## [Work instructions]
Your answer should be a single number: the count of lines that include "Members".

## [Raw data]
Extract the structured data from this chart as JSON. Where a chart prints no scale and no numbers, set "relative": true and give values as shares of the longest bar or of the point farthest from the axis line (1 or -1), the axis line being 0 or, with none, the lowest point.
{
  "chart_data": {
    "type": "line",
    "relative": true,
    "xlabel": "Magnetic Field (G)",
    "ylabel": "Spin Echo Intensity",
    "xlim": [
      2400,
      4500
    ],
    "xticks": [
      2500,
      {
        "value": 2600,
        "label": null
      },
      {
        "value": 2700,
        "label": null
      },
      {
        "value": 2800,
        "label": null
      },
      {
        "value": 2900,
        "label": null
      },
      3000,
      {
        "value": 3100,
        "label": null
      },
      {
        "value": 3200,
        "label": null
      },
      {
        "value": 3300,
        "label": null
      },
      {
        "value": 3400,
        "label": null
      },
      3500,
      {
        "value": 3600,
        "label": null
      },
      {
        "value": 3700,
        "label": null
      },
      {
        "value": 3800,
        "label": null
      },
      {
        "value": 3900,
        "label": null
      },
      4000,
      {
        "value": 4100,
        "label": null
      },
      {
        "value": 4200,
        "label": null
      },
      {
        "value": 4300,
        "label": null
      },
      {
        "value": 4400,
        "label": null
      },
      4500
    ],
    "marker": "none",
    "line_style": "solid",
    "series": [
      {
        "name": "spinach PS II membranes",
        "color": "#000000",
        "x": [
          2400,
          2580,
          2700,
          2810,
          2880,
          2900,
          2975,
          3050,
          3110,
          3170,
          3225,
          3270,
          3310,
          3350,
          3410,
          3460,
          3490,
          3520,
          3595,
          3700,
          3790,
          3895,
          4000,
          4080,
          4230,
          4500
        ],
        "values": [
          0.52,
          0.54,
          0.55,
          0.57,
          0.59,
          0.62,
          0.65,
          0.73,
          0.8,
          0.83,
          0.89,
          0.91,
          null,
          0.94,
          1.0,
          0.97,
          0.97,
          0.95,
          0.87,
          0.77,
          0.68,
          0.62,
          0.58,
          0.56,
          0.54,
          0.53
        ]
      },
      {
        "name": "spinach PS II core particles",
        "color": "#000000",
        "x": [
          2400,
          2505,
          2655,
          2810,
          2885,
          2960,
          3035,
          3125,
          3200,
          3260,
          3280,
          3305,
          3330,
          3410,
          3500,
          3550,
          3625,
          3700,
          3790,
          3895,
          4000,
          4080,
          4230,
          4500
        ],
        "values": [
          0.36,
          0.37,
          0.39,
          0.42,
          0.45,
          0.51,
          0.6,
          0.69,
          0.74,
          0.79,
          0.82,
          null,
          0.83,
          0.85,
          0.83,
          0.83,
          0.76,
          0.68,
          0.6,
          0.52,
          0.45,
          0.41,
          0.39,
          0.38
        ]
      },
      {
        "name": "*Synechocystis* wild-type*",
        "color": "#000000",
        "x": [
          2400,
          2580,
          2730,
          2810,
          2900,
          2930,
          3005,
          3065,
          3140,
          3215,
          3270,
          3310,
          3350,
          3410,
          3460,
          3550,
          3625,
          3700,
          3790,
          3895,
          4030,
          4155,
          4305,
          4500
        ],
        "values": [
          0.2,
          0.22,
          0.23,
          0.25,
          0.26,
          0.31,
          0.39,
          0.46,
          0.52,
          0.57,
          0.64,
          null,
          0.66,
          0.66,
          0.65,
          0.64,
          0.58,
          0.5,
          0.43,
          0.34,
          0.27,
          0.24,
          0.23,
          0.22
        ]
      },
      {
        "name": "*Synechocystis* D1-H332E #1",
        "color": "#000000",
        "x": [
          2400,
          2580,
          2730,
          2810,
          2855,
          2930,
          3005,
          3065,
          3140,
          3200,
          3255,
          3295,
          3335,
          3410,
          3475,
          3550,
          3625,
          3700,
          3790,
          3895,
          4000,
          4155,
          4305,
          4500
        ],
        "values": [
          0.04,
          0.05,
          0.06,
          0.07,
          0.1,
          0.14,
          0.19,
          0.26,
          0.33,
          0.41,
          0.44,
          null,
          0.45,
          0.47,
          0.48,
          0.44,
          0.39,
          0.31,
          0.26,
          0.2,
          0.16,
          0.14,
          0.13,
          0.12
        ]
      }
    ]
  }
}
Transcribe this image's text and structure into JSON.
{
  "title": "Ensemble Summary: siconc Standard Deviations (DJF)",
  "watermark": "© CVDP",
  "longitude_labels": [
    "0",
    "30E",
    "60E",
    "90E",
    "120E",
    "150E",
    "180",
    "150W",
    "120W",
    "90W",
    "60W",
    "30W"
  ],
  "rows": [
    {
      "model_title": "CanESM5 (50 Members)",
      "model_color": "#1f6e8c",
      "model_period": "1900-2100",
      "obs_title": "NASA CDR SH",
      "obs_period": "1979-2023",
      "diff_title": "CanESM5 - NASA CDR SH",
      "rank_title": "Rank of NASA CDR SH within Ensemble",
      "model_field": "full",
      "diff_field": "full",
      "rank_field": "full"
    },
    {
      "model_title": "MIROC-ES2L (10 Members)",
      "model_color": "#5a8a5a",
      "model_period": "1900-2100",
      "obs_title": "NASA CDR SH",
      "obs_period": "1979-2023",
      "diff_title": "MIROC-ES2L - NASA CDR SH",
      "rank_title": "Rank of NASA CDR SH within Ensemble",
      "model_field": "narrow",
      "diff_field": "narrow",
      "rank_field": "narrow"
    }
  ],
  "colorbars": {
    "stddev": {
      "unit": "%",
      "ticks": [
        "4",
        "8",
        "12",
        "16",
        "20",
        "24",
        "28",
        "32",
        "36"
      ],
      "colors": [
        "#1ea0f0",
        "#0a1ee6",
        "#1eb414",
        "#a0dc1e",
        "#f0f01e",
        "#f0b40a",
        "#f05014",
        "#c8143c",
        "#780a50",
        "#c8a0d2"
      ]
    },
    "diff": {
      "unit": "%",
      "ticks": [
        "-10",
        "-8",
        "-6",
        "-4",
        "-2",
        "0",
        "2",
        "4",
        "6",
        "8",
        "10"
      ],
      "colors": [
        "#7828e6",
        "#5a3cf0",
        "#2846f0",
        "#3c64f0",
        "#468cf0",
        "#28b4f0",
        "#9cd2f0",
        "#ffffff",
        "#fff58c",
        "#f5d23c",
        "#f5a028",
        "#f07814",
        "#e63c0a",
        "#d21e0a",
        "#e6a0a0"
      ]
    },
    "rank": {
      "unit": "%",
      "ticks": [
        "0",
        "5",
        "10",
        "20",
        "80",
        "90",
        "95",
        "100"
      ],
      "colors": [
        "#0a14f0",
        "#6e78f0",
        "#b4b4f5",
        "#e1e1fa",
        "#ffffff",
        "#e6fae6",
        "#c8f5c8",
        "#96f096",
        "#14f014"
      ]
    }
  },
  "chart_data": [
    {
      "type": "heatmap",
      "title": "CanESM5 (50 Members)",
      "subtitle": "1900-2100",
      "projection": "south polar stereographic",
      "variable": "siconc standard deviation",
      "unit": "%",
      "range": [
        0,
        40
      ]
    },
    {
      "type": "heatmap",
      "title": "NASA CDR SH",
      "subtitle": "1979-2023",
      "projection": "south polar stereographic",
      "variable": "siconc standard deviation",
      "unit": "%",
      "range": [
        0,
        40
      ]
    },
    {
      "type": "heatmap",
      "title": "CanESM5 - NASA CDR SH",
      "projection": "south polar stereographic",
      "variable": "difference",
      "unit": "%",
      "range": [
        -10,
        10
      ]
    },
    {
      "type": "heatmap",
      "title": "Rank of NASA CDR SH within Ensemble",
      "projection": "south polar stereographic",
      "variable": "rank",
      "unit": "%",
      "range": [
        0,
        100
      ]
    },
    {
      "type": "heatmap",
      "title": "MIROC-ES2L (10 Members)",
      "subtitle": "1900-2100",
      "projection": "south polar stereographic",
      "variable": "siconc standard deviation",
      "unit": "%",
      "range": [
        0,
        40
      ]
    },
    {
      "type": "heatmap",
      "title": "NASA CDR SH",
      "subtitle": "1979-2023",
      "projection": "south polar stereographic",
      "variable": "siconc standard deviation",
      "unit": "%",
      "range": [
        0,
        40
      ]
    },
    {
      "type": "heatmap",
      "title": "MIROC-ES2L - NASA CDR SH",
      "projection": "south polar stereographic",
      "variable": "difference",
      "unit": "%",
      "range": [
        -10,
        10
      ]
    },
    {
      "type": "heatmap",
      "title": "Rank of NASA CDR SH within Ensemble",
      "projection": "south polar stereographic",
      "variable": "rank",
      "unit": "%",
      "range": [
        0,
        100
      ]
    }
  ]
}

## [Result of this task]
4